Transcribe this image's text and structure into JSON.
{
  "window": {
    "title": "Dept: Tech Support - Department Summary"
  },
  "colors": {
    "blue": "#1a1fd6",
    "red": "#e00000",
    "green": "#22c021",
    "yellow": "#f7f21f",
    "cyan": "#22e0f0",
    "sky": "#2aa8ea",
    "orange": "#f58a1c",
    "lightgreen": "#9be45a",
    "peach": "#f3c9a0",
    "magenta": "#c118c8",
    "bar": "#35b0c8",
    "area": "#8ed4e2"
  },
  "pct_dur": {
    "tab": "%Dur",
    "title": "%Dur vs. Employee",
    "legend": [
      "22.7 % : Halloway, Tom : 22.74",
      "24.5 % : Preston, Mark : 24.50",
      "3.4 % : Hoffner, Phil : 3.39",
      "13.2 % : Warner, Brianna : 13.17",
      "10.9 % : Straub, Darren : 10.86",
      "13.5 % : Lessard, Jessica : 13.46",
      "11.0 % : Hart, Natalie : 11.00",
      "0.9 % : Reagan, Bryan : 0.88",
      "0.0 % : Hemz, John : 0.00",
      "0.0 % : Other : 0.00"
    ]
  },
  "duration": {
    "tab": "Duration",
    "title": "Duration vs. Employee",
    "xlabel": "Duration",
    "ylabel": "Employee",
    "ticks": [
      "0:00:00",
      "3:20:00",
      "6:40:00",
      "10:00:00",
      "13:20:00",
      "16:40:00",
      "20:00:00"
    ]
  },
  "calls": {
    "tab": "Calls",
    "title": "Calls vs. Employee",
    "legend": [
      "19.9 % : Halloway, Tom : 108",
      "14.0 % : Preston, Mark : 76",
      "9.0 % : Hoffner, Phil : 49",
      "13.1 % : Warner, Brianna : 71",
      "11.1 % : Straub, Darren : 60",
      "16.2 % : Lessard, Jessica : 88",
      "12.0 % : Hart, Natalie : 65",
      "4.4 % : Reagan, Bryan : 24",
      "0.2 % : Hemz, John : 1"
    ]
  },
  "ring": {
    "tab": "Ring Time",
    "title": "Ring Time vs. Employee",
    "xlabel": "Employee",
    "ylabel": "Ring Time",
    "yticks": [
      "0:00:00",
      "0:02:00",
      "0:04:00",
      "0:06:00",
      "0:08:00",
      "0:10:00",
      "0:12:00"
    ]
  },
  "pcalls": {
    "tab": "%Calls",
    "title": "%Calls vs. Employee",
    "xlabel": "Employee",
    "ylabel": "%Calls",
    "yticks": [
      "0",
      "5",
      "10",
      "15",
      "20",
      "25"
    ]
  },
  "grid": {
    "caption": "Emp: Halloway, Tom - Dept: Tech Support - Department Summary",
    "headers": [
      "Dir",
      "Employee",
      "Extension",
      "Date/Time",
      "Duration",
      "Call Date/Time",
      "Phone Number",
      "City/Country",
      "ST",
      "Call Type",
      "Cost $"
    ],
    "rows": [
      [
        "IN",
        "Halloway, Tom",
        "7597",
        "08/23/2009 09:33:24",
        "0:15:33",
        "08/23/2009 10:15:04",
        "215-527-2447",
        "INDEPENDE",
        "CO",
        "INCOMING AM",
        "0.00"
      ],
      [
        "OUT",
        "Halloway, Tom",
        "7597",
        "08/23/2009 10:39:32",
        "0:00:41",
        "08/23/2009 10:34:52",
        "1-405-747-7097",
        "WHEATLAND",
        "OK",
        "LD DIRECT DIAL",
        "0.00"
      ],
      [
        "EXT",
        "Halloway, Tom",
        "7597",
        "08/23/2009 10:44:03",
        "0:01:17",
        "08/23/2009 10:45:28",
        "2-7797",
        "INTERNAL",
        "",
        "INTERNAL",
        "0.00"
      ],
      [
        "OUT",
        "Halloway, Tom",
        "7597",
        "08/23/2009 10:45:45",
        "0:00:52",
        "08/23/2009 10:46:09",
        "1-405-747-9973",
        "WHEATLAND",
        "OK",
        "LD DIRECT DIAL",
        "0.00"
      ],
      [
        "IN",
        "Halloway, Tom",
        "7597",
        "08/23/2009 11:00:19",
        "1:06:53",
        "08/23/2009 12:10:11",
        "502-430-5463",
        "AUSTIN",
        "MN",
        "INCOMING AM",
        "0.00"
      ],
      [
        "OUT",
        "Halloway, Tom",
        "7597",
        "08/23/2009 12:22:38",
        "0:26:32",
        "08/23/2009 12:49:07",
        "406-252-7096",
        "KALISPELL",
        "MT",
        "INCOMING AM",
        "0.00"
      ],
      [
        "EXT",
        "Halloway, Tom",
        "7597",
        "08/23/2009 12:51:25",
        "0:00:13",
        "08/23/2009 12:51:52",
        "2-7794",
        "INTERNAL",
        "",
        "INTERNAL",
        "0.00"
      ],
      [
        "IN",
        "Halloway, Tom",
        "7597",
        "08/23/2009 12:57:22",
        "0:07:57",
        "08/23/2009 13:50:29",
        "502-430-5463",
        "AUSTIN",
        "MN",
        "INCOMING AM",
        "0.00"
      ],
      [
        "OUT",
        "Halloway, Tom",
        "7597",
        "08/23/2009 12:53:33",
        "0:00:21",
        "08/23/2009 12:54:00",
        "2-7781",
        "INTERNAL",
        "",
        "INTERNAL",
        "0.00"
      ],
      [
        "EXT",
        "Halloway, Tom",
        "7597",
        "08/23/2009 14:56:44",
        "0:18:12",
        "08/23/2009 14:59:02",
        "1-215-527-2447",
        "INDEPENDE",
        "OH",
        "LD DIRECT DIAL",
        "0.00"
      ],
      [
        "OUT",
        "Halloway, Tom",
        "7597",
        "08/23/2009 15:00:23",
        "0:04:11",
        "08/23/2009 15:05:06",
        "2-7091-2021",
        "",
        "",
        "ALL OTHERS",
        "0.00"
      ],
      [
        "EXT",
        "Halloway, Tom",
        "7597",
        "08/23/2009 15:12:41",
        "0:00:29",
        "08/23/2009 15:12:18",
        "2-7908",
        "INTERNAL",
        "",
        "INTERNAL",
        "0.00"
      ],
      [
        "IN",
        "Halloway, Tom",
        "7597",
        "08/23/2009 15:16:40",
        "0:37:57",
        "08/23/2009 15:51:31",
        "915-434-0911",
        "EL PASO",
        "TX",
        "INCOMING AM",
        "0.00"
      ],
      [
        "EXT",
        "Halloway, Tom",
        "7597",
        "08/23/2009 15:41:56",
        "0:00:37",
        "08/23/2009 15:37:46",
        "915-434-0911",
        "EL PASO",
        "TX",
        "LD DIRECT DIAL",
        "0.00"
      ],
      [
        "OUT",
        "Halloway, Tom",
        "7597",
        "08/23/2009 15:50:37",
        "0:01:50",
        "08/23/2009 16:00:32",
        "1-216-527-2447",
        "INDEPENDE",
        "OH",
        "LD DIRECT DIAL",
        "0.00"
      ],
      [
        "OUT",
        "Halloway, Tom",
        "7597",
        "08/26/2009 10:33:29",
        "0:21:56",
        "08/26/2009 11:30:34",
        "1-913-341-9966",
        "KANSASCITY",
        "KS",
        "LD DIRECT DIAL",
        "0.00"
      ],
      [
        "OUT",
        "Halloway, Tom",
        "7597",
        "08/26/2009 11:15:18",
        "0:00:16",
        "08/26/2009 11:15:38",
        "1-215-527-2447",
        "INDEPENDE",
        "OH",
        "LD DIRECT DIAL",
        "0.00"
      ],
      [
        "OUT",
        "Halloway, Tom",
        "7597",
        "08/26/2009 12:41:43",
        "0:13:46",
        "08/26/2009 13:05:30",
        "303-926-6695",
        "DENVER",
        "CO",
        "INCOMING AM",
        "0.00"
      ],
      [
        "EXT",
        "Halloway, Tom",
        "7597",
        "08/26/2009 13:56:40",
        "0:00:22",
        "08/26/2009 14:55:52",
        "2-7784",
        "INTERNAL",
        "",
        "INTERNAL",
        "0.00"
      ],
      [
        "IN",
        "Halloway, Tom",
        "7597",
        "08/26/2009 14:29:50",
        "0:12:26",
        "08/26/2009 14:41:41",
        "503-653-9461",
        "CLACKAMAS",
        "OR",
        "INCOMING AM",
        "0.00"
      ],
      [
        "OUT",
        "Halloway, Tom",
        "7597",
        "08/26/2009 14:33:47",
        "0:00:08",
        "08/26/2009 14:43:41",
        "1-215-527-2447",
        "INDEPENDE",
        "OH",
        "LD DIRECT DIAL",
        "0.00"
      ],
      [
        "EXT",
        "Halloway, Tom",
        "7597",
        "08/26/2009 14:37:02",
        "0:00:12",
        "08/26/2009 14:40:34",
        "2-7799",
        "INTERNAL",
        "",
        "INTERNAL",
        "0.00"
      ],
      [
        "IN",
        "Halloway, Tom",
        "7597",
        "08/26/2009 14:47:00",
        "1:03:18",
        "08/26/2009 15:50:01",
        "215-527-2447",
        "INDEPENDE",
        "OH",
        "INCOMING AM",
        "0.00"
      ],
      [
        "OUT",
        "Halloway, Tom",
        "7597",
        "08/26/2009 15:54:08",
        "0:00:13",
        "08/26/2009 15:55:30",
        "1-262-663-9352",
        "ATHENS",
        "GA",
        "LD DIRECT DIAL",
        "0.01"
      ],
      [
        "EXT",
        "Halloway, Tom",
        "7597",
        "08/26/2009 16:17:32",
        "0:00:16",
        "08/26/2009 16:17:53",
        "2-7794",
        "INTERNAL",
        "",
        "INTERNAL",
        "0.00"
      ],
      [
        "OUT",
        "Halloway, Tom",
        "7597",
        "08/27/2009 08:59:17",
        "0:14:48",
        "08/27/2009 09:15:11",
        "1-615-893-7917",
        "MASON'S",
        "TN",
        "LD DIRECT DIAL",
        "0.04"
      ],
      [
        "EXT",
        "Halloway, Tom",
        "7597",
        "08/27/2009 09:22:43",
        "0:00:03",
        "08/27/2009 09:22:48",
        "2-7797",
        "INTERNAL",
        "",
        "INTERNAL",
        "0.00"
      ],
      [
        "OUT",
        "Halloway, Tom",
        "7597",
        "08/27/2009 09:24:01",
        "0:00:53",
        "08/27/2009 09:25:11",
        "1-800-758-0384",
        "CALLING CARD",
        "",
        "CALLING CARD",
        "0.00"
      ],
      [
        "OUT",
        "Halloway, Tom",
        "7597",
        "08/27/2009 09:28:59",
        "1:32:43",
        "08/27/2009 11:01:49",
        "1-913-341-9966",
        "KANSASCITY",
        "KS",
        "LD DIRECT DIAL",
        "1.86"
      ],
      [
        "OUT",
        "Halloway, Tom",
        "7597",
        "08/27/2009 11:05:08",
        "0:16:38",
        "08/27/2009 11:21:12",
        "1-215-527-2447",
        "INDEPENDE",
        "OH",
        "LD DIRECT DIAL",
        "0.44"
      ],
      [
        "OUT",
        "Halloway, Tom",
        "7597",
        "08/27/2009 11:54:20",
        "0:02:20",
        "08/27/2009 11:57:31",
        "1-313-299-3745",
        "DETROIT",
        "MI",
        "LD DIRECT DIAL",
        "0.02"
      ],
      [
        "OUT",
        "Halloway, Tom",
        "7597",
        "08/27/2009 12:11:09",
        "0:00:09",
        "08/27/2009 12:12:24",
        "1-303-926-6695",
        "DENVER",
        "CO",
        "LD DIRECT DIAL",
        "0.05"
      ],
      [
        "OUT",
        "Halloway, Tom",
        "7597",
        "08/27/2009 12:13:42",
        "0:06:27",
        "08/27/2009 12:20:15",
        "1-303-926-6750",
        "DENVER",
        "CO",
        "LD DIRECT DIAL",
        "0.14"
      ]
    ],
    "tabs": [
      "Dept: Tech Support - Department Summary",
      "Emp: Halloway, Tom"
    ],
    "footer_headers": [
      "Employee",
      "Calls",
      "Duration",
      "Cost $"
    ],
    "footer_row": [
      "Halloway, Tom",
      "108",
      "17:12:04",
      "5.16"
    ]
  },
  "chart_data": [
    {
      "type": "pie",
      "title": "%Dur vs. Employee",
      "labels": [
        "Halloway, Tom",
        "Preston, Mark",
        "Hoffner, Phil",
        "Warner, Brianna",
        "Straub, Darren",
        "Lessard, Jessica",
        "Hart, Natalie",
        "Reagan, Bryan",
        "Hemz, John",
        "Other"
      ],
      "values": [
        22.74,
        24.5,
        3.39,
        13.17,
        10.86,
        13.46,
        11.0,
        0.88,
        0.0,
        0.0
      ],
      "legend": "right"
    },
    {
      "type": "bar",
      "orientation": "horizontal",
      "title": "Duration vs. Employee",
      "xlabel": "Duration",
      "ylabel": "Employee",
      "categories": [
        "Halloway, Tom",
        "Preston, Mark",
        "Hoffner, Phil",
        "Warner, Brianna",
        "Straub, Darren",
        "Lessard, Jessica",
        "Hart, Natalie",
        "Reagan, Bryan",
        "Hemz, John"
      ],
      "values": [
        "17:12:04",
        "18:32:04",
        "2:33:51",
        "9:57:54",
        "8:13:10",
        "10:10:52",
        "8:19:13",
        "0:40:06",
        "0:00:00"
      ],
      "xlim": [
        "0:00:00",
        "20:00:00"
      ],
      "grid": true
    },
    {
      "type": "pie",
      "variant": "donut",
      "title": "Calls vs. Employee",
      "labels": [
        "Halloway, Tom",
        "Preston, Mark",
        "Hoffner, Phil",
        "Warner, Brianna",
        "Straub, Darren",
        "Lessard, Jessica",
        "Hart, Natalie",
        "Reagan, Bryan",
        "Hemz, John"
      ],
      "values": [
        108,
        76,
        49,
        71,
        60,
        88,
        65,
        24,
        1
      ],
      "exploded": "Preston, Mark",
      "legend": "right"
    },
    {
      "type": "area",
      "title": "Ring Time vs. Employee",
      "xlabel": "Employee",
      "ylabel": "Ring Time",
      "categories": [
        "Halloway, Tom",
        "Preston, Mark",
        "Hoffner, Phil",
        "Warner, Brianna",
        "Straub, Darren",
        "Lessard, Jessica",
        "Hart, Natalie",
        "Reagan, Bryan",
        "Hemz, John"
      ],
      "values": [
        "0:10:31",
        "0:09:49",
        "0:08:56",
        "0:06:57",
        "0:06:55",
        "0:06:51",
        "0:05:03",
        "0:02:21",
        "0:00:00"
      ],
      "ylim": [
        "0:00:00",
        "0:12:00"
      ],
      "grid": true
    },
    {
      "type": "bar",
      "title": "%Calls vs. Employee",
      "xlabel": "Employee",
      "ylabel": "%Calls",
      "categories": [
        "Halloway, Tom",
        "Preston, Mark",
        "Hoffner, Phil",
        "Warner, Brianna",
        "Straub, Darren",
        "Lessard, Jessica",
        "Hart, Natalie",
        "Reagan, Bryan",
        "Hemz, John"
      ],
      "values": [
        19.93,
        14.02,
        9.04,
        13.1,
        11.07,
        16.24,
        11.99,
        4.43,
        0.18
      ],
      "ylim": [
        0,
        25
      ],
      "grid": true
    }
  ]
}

DIRECTION: Show all lines from the data above in which the word "Summary" appears.

REPLY:
    "title": "Dept: Tech Support - Department Summary"
    "caption": "Emp: Halloway, Tom - Dept: Tech Support - Department Summary",
      "Dept: Tech Support - Department Summary",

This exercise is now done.